Document text Start Marker
What good is an apology anyway?

One question I have about these recent releases is: Why now? What is suddenly prompting millennial filmmakers to tackle this subject, in incredibly similar ways? And considering the production cycles for these movies, it would be impossible for them to have influenced each other. They were all being made simultaneously.

The easy answer is that plenty of millennials are now having children of their own, and having children of your own is a natural time to start thinking about the way your parents raised you. And in an era when the internet and pop culture have widely disseminated knowledge about, say, the nature and weight of intergenerational trauma, it’s much easier than it once was to look into your own family history and see the ways your parents were impacted by their parents and so on.

These movies also serve as reminders of how good parenting can easily curdle into recalcitrance if parents aren’t careful. The ways in which one watches out for a toddler become overbearing when watching out for a teenager, but it’s hard for any parent to make that shift in how they see their child. And what’s more, every parent screws up in one way or another, and it’s hard for anyone to admit when they’ve screwed up. Once you add the burden of a parent-child relationship onto that natural, stubborn inclination, bad things can follow.

The aspects involving identity are also important to the recent rise of this subgenre. Queer millennials especially have lived through a rapid shift in social acceptance where queer identities have become much more common in the mainstream, when the opposite was true when we were born. And often, our parents haven’t been as good at making that shift as we might have liked, which has led to conflict. So many of these stories involve queer characters for a reason: Coming out as queer is one of the times when parental acceptance is most desired and most likely not to be offered.

The Mitchell family tries to outrun the 
machines in their trusty station wagon. Netflix
The Mitchells vs. the Machines is a madcap road movie with a queer woman hero.

Even when stories about queer characters seem to feature accepting parents, the subtext can tell a different story. The Mitchells vs. the Machines features a queer woman who has a girlfriend by the film’s end as its hero, a rarity in animated films aimed at families. Ostensibly, the father she struggles to win the acceptance of is totally fine with her attraction to women; his issue is that she’s a would-be filmmaker and a weirdo iconoclast. “Artsy, weirdo iconoclast” is subtextually coded as a queer character, especially in family films (numerous queer women have found solace in Turning Red’s artsy weirdo Mei, for instance), the film’s use of subtext to beef up its queer text, without turning the dad into an outright homophobe, ends up being a neat way for the film to have its “struggles queer kids face” cake while quietly eating it under the table where many cishet people won’t notice.
Document text End Marker
Data extracts Start Marker
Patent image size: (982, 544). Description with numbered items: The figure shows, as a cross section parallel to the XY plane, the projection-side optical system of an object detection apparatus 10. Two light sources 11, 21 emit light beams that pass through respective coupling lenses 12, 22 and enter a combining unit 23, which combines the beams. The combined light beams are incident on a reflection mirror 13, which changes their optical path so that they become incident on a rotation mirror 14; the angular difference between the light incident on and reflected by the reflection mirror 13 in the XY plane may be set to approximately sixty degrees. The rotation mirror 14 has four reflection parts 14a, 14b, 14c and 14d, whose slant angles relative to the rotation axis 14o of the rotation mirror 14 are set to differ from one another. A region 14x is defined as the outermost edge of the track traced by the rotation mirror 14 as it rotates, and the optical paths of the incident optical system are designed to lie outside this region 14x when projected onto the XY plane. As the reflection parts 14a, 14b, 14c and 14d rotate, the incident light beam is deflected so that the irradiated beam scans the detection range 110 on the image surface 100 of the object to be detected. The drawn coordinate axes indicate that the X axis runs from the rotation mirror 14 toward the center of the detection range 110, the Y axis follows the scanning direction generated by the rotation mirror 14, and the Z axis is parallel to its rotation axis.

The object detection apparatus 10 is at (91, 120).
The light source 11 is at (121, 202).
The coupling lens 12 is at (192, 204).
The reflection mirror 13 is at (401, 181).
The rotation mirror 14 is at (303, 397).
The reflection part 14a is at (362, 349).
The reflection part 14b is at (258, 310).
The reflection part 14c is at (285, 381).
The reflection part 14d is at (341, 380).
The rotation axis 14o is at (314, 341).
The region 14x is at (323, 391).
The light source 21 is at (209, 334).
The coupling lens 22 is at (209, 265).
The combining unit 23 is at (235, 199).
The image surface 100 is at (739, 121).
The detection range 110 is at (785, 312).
Data extracts End Marker
Task prompt = Copy everything from "The easy answer" down to "parents and so on." in the article on parent-child films, substituting "kids" for every "children".

Result =
The easy answer is that plenty of millennials are now having kids of their own, and having kids of your own is a natural time to start thinking about the way your parents raised you. And in an era when the internet and pop culture have widely disseminated knowledge about, say, the nature and weight of intergenerational trauma, it’s much easier than it once was to look into your own family history and see the ways your parents were impacted by their parents and so on.